>> Begin Data
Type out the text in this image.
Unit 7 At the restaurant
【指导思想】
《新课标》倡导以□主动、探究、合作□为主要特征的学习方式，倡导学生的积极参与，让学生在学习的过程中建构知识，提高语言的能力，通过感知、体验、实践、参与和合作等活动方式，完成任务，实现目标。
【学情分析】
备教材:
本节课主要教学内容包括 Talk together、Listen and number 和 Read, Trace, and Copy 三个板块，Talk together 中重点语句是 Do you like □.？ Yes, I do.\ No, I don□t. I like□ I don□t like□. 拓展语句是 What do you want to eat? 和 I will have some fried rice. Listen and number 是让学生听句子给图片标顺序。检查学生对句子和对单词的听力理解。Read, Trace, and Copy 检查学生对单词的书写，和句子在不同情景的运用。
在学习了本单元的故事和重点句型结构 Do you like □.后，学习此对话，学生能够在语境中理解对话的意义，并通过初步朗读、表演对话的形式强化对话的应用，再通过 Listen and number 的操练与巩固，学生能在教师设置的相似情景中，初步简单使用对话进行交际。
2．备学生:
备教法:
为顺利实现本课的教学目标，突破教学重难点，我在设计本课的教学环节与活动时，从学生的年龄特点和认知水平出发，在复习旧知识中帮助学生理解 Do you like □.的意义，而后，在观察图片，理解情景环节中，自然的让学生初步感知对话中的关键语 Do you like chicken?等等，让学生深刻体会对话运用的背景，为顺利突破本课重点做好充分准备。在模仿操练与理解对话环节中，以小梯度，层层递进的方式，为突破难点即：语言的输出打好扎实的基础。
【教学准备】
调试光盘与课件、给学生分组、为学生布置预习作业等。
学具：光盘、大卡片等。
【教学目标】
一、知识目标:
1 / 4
>> End Data
(Short task)
Set all of the records down again, exactly as they stand.

(Exercise response)
Type out the text in this image.
Unit 7 At the restaurant
【指导思想】
《新课标》倡导以□主动、探究、合作□为主要特征的学习方式，倡导学生的积极参与，让学生在学习的过程中建构知识，提高语言的能力，通过感知、体验、实践、参与和合作等活动方式，完成任务，实现目标。
【学情分析】
备教材:
本节课主要教学内容包括 Talk together、Listen and number 和 Read, Trace, and Copy 三个板块，Talk together 中重点语句是 Do you like □.？ Yes, I do.\ No, I don□t. I like□ I don□t like□. 拓展语句是 What do you want to eat? 和 I will have some fried rice. Listen and number 是让学生听句子给图片标顺序。检查学生对句子和对单词的听力理解。Read, Trace, and Copy 检查学生对单词的书写，和句子在不同情景的运用。
在学习了本单元的故事和重点句型结构 Do you like □.后，学习此对话，学生能够在语境中理解对话的意义，并通过初步朗读、表演对话的形式强化对话的应用，再通过 Listen and number 的操练与巩固，学生能在教师设置的相似情景中，初步简单使用对话进行交际。
2．备学生:
备教法:
为顺利实现本课的教学目标，突破教学重难点，我在设计本课的教学环节与活动时，从学生的年龄特点和认知水平出发，在复习旧知识中帮助学生理解 Do you like □.的意义，而后，在观察图片，理解情景环节中，自然的让学生初步感知对话中的关键语 Do you like chicken?等等，让学生深刻体会对话运用的背景，为顺利突破本课重点做好充分准备。在模仿操练与理解对话环节中，以小梯度，层层递进的方式，为突破难点即：语言的输出打好扎实的基础。
【教学准备】
调试光盘与课件、给学生分组、为学生布置预习作业等。
学具：光盘、大卡片等。
【教学目标】
一、知识目标:
1 / 4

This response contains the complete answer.